#### Task objective:
Below are records to repeat exactly. Omit the pictures from the copy.

#### Data provided:
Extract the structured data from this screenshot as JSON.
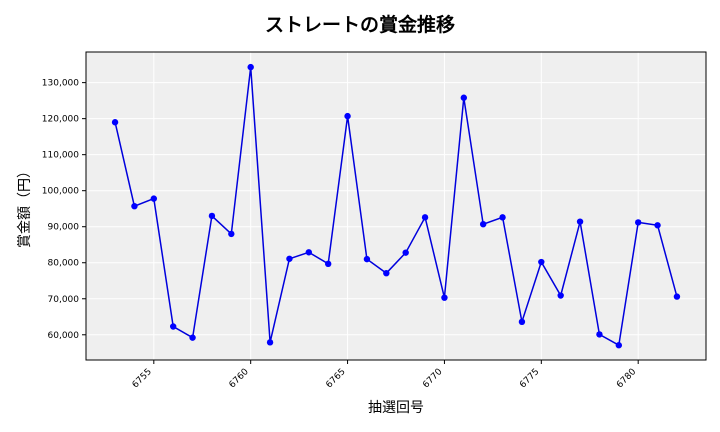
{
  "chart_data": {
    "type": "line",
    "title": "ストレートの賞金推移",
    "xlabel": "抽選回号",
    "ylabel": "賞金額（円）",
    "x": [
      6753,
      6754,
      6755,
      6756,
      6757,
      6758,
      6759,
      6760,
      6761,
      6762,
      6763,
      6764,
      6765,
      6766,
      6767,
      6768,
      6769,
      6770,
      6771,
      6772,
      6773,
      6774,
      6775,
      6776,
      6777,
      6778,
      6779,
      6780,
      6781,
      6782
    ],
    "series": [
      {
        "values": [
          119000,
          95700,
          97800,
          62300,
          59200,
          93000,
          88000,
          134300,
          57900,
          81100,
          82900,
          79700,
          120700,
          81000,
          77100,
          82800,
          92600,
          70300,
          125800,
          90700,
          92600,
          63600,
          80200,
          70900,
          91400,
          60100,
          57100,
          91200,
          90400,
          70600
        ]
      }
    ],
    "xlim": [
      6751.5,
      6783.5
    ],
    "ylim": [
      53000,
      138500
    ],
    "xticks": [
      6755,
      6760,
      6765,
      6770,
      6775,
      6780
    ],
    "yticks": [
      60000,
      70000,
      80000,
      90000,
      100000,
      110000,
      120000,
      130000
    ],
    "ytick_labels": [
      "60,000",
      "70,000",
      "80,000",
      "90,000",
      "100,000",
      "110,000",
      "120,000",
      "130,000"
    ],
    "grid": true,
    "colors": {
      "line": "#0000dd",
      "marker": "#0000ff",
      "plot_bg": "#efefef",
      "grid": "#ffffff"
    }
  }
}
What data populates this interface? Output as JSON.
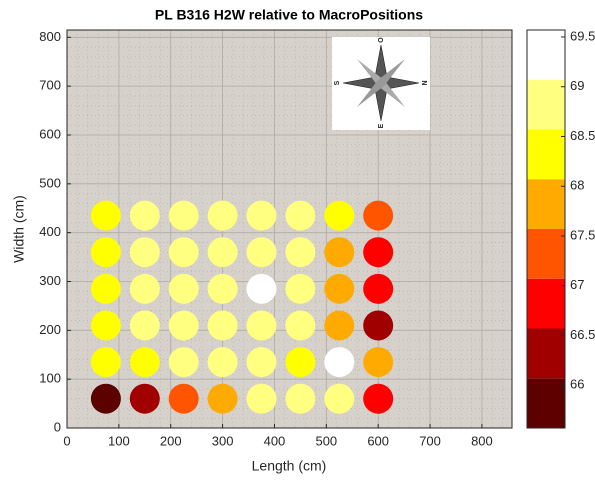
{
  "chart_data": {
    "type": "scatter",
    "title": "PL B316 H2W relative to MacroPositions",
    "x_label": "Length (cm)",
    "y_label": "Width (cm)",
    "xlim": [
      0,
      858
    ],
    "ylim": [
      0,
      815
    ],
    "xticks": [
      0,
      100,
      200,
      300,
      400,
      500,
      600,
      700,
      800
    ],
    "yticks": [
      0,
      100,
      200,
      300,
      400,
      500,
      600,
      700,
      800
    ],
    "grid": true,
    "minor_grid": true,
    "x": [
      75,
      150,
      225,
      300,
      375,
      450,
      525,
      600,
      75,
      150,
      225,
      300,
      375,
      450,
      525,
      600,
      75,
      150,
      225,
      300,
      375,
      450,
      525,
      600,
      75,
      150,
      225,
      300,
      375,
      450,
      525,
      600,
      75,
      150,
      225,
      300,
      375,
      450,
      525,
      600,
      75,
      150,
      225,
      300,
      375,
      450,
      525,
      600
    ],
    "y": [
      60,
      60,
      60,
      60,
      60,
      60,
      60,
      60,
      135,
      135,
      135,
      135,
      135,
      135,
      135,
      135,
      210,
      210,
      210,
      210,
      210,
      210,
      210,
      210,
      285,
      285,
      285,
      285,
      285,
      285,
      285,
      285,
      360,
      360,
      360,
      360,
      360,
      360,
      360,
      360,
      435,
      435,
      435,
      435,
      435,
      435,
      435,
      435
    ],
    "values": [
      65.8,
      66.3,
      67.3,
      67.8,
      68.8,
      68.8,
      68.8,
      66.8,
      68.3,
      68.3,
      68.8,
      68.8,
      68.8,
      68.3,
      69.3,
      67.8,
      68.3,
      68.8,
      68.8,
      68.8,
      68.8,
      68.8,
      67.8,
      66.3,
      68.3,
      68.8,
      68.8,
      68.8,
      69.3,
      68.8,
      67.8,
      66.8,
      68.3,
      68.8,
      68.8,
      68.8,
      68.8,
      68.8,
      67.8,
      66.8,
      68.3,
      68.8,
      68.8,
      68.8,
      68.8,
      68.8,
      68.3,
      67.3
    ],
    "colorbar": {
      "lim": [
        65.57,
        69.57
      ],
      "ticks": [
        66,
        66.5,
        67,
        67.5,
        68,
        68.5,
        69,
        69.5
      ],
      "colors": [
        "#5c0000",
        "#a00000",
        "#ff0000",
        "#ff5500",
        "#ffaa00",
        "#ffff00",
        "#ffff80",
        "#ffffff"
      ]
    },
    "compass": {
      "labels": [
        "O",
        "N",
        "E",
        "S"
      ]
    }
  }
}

#### Reply:
Extract the structured data from this screenshot as JSON.
{
  "chart_data": {
    "type": "line",
    "title": "ストレートの賞金推移",
    "xlabel": "抽選回号",
    "ylabel": "賞金額（円）",
    "x": [
      6753,
      6754,
      6755,
      6756,
      6757,
      6758,
      6759,
      6760,
      6761,
      6762,
      6763,
      6764,
      6765,
      6766,
      6767,
      6768,
      6769,
      6770,
      6771,
      6772,
      6773,
      6774,
      6775,
      6776,
      6777,
      6778,
      6779,
      6780,
      6781,
      6782
    ],
    "series": [
      {
        "values": [
          119000,
          95700,
          97800,
          62300,
          59200,
          93000,
          88000,
          134300,
          57900,
          81100,
          82900,
          79700,
          120700,
          81000,
          77100,
          82800,
          92600,
          70300,
          125800,
          90700,
          92600,
          63600,
          80200,
          70900,
          91400,
          60100,
          57100,
          91200,
          90400,
          70600
        ]
      }
    ],
    "xlim": [
      6751.5,
      6783.5
    ],
    "ylim": [
      53000,
      138500
    ],
    "xticks": [
      6755,
      6760,
      6765,
      6770,
      6775,
      6780
    ],
    "yticks": [
      60000,
      70000,
      80000,
      90000,
      100000,
      110000,
      120000,
      130000
    ],
    "ytick_labels": [
      "60,000",
      "70,000",
      "80,000",
      "90,000",
      "100,000",
      "110,000",
      "120,000",
      "130,000"
    ],
    "grid": true,
    "colors": {
      "line": "#0000dd",
      "marker": "#0000ff",
      "plot_bg": "#efefef",
      "grid": "#ffffff"
    }
  }
}
What data populates this interface? Output as JSON.
{
  "chart_data": {
    "type": "scatter",
    "title": "PL B316 H2W relative to MacroPositions",
    "x_label": "Length (cm)",
    "y_label": "Width (cm)",
    "xlim": [
      0,
      858
    ],
    "ylim": [
      0,
      815
    ],
    "xticks": [
      0,
      100,
      200,
      300,
      400,
      500,
      600,
      700,
      800
    ],
    "yticks": [
      0,
      100,
      200,
      300,
      400,
      500,
      600,
      700,
      800
    ],
    "grid": true,
    "minor_grid": true,
    "x": [
      75,
      150,
      225,
      300,
      375,
      450,
      525,
      600,
      75,
      150,
      225,
      300,
      375,
      450,
      525,
      600,
      75,
      150,
      225,
      300,
      375,
      450,
      525,
      600,
      75,
      150,
      225,
      300,
      375,
      450,
      525,
      600,
      75,
      150,
      225,
      300,
      375,
      450,
      525,
      600,
      75,
      150,
      225,
      300,
      375,
      450,
      525,
      600
    ],
    "y": [
      60,
      60,
      60,
      60,
      60,
      60,
      60,
      60,
      135,
      135,
      135,
      135,
      135,
      135,
      135,
      135,
      210,
      210,
      210,
      210,
      210,
      210,
      210,
      210,
      285,
      285,
      285,
      285,
      285,
      285,
      285,
      285,
      360,
      360,
      360,
      360,
      360,
      360,
      360,
      360,
      435,
      435,
      435,
      435,
      435,
      435,
      435,
      435
    ],
    "values": [
      65.8,
      66.3,
      67.3,
      67.8,
      68.8,
      68.8,
      68.8,
      66.8,
      68.3,
      68.3,
      68.8,
      68.8,
      68.8,
      68.3,
      69.3,
      67.8,
      68.3,
      68.8,
      68.8,
      68.8,
      68.8,
      68.8,
      67.8,
      66.3,
      68.3,
      68.8,
      68.8,
      68.8,
      69.3,
      68.8,
      67.8,
      66.8,
      68.3,
      68.8,
      68.8,
      68.8,
      68.8,
      68.8,
      67.8,
      66.8,
      68.3,
      68.8,
      68.8,
      68.8,
      68.8,
      68.8,
      68.3,
      67.3
    ],
    "colorbar": {
      "lim": [
        65.57,
        69.57
      ],
      "ticks": [
        66,
        66.5,
        67,
        67.5,
        68,
        68.5,
        69,
        69.5
      ],
      "colors": [
        "#5c0000",
        "#a00000",
        "#ff0000",
        "#ff5500",
        "#ffaa00",
        "#ffff00",
        "#ffff80",
        "#ffffff"
      ]
    },
    "compass": {
      "labels": [
        "O",
        "N",
        "E",
        "S"
      ]
    }
  }
}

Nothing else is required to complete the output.